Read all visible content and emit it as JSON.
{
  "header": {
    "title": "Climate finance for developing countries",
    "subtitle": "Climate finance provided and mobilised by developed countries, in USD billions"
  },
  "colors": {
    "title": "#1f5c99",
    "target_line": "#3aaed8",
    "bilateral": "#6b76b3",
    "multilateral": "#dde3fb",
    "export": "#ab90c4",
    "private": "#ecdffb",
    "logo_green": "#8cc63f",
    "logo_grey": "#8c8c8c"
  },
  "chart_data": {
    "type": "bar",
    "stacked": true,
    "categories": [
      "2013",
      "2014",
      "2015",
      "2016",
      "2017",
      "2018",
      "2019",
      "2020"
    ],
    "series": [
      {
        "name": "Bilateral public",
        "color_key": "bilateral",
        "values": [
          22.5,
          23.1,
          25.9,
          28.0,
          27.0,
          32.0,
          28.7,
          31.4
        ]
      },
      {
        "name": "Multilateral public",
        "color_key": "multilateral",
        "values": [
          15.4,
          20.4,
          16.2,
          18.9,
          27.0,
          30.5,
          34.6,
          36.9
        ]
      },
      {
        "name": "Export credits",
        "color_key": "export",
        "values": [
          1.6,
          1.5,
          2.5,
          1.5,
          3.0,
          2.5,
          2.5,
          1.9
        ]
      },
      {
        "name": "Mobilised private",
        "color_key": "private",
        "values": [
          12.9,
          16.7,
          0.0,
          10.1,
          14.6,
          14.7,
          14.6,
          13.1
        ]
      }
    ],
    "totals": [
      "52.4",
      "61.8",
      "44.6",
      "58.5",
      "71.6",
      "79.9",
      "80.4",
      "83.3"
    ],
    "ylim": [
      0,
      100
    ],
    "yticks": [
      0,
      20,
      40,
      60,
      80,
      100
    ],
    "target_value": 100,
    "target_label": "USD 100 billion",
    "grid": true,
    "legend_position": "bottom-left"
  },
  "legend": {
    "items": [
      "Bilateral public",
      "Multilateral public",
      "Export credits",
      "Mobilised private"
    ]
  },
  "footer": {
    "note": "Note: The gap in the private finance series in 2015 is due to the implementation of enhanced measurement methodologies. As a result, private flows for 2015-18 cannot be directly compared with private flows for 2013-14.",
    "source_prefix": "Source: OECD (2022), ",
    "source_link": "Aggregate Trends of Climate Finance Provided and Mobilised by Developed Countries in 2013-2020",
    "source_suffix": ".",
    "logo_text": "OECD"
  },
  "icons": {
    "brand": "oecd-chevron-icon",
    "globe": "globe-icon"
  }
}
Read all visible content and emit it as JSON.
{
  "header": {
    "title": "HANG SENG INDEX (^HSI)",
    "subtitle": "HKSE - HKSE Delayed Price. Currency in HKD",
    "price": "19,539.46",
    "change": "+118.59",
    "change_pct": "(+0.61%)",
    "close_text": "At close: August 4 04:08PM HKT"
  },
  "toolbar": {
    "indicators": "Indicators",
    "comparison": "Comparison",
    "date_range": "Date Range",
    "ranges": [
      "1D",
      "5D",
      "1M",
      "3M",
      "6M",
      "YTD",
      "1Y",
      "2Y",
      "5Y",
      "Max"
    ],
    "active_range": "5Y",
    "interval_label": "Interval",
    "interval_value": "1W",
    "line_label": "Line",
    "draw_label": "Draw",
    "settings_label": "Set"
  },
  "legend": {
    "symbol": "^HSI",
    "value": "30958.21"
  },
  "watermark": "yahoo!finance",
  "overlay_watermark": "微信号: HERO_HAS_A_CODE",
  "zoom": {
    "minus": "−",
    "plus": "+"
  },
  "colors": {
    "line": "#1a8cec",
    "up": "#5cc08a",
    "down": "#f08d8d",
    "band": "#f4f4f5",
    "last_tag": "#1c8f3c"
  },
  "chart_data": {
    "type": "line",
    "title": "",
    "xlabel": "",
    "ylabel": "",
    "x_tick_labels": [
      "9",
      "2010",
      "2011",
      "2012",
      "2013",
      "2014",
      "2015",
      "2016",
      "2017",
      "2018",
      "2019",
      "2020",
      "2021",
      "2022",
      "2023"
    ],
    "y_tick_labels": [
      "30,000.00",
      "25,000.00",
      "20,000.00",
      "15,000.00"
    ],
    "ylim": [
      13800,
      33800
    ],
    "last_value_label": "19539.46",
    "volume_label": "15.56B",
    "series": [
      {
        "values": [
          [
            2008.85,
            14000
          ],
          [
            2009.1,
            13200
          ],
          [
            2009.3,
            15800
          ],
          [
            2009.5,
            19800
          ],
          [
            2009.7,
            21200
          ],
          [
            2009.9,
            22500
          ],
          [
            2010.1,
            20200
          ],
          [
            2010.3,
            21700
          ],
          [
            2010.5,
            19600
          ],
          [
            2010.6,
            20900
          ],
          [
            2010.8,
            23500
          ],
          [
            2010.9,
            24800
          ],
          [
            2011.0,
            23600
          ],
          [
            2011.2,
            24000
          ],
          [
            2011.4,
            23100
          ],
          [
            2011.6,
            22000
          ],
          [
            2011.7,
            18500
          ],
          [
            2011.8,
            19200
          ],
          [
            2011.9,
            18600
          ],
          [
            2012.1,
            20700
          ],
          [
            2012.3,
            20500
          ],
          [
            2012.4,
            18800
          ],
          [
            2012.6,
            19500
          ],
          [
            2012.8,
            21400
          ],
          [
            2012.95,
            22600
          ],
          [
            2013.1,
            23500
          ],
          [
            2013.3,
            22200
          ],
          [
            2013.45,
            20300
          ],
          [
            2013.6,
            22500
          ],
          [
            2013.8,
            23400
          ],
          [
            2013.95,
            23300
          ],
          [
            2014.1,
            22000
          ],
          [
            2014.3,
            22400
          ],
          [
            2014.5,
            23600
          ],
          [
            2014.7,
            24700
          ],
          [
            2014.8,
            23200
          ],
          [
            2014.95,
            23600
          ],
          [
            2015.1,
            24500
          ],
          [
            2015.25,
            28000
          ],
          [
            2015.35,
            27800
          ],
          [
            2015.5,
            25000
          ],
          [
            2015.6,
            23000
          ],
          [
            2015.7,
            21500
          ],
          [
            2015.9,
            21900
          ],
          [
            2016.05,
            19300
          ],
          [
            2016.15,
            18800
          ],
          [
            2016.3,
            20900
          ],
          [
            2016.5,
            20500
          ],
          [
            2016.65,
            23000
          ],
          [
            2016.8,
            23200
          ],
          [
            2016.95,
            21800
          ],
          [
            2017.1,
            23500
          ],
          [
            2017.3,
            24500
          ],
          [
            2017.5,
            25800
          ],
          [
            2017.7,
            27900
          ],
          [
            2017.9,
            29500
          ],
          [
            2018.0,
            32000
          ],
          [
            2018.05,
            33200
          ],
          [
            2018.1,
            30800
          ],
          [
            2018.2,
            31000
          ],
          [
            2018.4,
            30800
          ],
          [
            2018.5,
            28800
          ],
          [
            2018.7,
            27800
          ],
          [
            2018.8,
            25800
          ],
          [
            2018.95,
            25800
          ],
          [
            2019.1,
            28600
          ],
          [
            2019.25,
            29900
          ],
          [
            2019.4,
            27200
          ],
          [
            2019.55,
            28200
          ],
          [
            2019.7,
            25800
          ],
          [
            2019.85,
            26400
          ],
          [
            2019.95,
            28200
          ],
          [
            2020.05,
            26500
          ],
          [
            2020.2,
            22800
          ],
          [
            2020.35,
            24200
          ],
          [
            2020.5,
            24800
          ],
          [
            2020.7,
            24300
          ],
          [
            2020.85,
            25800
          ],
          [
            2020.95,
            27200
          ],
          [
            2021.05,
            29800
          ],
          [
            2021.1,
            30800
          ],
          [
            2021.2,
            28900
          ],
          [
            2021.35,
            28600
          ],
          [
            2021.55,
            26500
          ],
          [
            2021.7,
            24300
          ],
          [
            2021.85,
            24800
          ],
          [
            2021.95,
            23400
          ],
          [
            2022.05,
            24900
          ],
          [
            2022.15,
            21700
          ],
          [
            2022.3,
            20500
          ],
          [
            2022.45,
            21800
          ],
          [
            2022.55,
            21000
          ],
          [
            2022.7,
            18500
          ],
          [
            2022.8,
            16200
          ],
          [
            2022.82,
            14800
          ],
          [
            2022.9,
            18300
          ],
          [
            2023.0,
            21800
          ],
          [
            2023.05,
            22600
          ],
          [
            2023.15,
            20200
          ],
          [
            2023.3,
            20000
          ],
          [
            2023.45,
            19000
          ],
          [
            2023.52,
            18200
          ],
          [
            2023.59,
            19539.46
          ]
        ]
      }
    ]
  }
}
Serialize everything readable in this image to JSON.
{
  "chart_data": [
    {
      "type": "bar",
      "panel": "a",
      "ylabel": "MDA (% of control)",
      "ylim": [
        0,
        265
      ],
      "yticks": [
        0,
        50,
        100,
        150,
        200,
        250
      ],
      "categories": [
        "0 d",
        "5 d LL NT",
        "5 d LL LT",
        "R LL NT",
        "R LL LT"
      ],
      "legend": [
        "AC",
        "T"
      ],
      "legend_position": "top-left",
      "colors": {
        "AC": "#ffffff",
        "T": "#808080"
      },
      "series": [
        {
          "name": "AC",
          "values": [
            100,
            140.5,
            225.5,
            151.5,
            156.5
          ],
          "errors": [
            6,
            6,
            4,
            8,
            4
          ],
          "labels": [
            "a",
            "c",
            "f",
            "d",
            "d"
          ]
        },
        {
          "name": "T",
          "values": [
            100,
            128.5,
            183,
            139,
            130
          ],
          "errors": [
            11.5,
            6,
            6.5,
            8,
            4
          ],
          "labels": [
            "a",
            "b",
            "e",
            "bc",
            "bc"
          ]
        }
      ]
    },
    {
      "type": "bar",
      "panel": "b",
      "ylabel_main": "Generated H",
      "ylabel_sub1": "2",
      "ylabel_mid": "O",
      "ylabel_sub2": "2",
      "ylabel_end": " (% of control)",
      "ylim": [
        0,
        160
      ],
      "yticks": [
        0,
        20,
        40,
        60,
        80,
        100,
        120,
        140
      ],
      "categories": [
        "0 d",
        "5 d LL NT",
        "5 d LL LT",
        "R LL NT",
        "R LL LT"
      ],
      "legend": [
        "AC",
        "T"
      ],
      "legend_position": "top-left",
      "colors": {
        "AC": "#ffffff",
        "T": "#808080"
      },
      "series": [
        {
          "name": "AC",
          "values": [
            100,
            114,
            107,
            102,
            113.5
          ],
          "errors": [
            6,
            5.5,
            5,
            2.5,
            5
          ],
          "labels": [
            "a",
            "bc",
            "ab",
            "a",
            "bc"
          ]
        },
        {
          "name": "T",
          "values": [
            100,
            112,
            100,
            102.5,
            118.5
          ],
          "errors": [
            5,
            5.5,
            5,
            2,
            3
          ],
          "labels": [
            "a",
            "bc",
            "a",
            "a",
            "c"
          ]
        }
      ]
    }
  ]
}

• • • • •

THE REQUEST. List all lines holding the string "credits".

ANSWER FOR THIS EXERCISE.
        "name": "Export credits",
      "Export credits",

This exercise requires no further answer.